The task: Each entry should be quoted word for word, including every mark of punctuation.

**** Exercise data

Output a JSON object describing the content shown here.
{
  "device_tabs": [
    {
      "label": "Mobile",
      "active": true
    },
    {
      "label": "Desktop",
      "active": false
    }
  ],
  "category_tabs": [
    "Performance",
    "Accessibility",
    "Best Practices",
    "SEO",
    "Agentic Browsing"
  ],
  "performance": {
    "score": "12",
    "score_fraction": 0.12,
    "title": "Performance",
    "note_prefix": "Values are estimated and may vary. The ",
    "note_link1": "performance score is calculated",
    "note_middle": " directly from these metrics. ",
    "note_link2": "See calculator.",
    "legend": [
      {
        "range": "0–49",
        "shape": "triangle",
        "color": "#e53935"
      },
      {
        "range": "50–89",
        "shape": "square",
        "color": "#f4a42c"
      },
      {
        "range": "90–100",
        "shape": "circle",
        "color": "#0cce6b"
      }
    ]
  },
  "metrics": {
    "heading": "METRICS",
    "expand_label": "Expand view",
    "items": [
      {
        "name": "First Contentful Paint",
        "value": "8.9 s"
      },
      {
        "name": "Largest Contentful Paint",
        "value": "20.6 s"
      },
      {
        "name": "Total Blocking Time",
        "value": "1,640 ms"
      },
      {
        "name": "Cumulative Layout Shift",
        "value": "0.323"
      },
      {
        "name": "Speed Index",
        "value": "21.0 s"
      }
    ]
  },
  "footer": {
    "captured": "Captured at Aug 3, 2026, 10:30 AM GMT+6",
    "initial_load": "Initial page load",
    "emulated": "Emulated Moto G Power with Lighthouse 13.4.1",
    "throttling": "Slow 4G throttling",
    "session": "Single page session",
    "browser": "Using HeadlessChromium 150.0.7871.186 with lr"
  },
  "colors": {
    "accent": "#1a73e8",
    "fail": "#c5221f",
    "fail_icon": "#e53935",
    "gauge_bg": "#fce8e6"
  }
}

********

The response:
Output a JSON object describing the content shown here.
{
  "device_tabs": [
    {
      "label": "Mobile",
      "active": true
    },
    {
      "label": "Desktop",
      "active": false
    }
  ],
  "category_tabs": [
    "Performance",
    "Accessibility",
    "Best Practices",
    "SEO",
    "Agentic Browsing"
  ],
  "performance": {
    "score": "12",
    "score_fraction": 0.12,
    "title": "Performance",
    "note_prefix": "Values are estimated and may vary. The ",
    "note_link1": "performance score is calculated",
    "note_middle": " directly from these metrics. ",
    "note_link2": "See calculator.",
    "legend": [
      {
        "range": "0–49",
        "shape": "triangle",
        "color": "#e53935"
      },
      {
        "range": "50–89",
        "shape": "square",
        "color": "#f4a42c"
      },
      {
        "range": "90–100",
        "shape": "circle",
        "color": "#0cce6b"
      }
    ]
  },
  "metrics": {
    "heading": "METRICS",
    "expand_label": "Expand view",
    "items": [
      {
        "name": "First Contentful Paint",
        "value": "8.9 s"
      },
      {
        "name": "Largest Contentful Paint",
        "value": "20.6 s"
      },
      {
        "name": "Total Blocking Time",
        "value": "1,640 ms"
      },
      {
        "name": "Cumulative Layout Shift",
        "value": "0.323"
      },
      {
        "name": "Speed Index",
        "value": "21.0 s"
      }
    ]
  },
  "footer": {
    "captured": "Captured at Aug 3, 2026, 10:30 AM GMT+6",
    "initial_load": "Initial page load",
    "emulated": "Emulated Moto G Power with Lighthouse 13.4.1",
    "throttling": "Slow 4G throttling",
    "session": "Single page session",
    "browser": "Using HeadlessChromium 150.0.7871.186 with lr"
  },
  "colors": {
    "accent": "#1a73e8",
    "fail": "#c5221f",
    "fail_icon": "#e53935",
    "gauge_bg": "#fce8e6"
  }
}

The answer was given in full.